DATA FOR THIS EXERCISE
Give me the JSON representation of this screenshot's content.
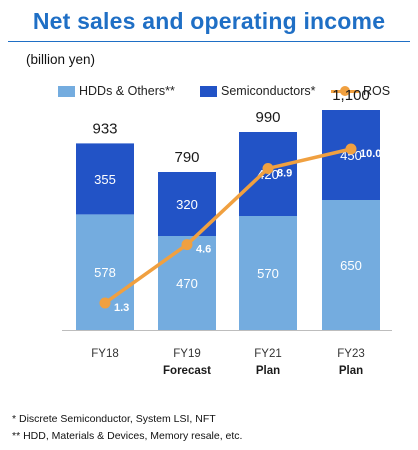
{
  "title": "Net sales and operating income",
  "unit_label": "(billion yen)",
  "legend": {
    "hdd": "HDDs & Others**",
    "semi": "Semiconductors*",
    "ros": "ROS"
  },
  "footnotes": [
    "* Discrete Semiconductor, System LSI, NFT",
    "** HDD, Materials & Devices, Memory resale, etc."
  ],
  "colors": {
    "hdd": "#74acdf",
    "semi": "#2253c6",
    "ros": "#f0a040",
    "title": "#1f6fc5"
  },
  "chart_data": {
    "type": "bar",
    "stacked": true,
    "categories": [
      "FY18",
      "FY19",
      "FY21",
      "FY23"
    ],
    "category_sublabels": [
      "",
      "Forecast",
      "Plan",
      "Plan"
    ],
    "series": [
      {
        "name": "HDDs & Others**",
        "values": [
          578,
          470,
          570,
          650
        ]
      },
      {
        "name": "Semiconductors*",
        "values": [
          355,
          320,
          420,
          450
        ]
      }
    ],
    "totals": [
      "933",
      "790",
      "990",
      "1,100"
    ],
    "line_series": {
      "name": "ROS",
      "values": [
        1.3,
        4.6,
        8.9,
        10.0
      ],
      "labels": [
        "1.3",
        "4.6",
        "8.9",
        "10.0"
      ]
    },
    "ylabel": "(billion yen)",
    "legend_position": "top",
    "grid": false
  }
}
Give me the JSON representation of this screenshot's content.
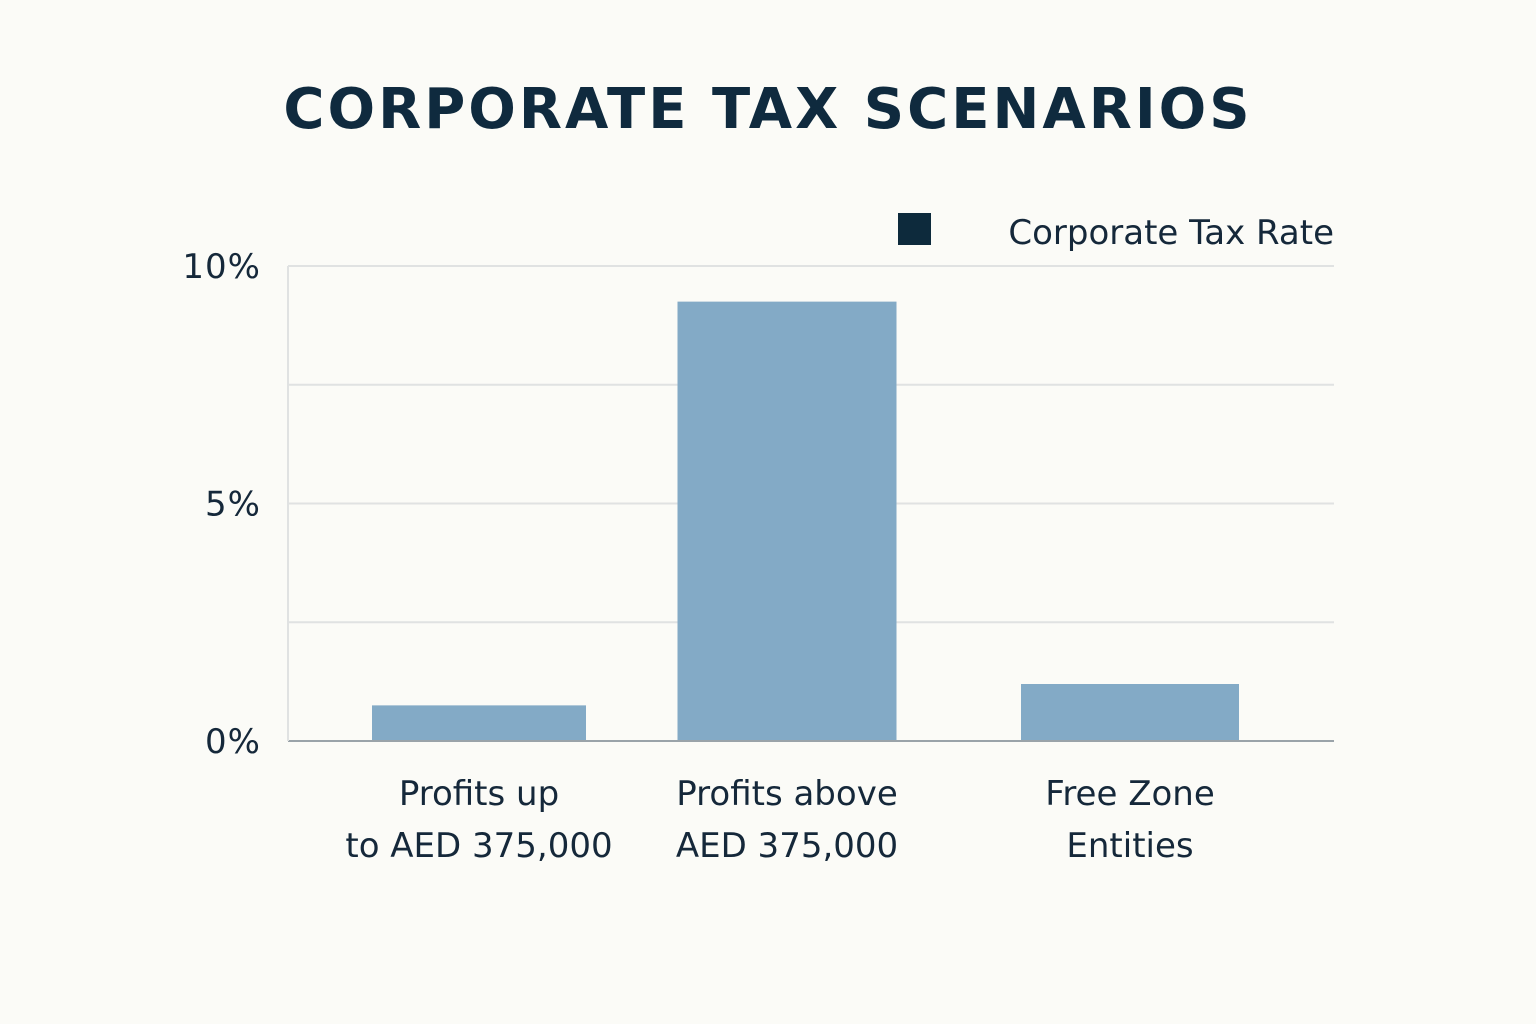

THE TASK
Copy every record character for character. Skip the pictures.

CORRECT RESPONSE
Give me the JSON representation of this screenshot's content.
{
  "title": "Net sales and operating income",
  "unit_label": "(billion yen)",
  "legend": {
    "hdd": "HDDs & Others**",
    "semi": "Semiconductors*",
    "ros": "ROS"
  },
  "footnotes": [
    "* Discrete Semiconductor, System LSI, NFT",
    "** HDD, Materials & Devices, Memory resale, etc."
  ],
  "colors": {
    "hdd": "#74acdf",
    "semi": "#2253c6",
    "ros": "#f0a040",
    "title": "#1f6fc5"
  },
  "chart_data": {
    "type": "bar",
    "stacked": true,
    "categories": [
      "FY18",
      "FY19",
      "FY21",
      "FY23"
    ],
    "category_sublabels": [
      "",
      "Forecast",
      "Plan",
      "Plan"
    ],
    "series": [
      {
        "name": "HDDs & Others**",
        "values": [
          578,
          470,
          570,
          650
        ]
      },
      {
        "name": "Semiconductors*",
        "values": [
          355,
          320,
          420,
          450
        ]
      }
    ],
    "totals": [
      "933",
      "790",
      "990",
      "1,100"
    ],
    "line_series": {
      "name": "ROS",
      "values": [
        1.3,
        4.6,
        8.9,
        10.0
      ],
      "labels": [
        "1.3",
        "4.6",
        "8.9",
        "10.0"
      ]
    },
    "ylabel": "(billion yen)",
    "legend_position": "top",
    "grid": false
  }
}
Give me the JSON representation of this screenshot's content.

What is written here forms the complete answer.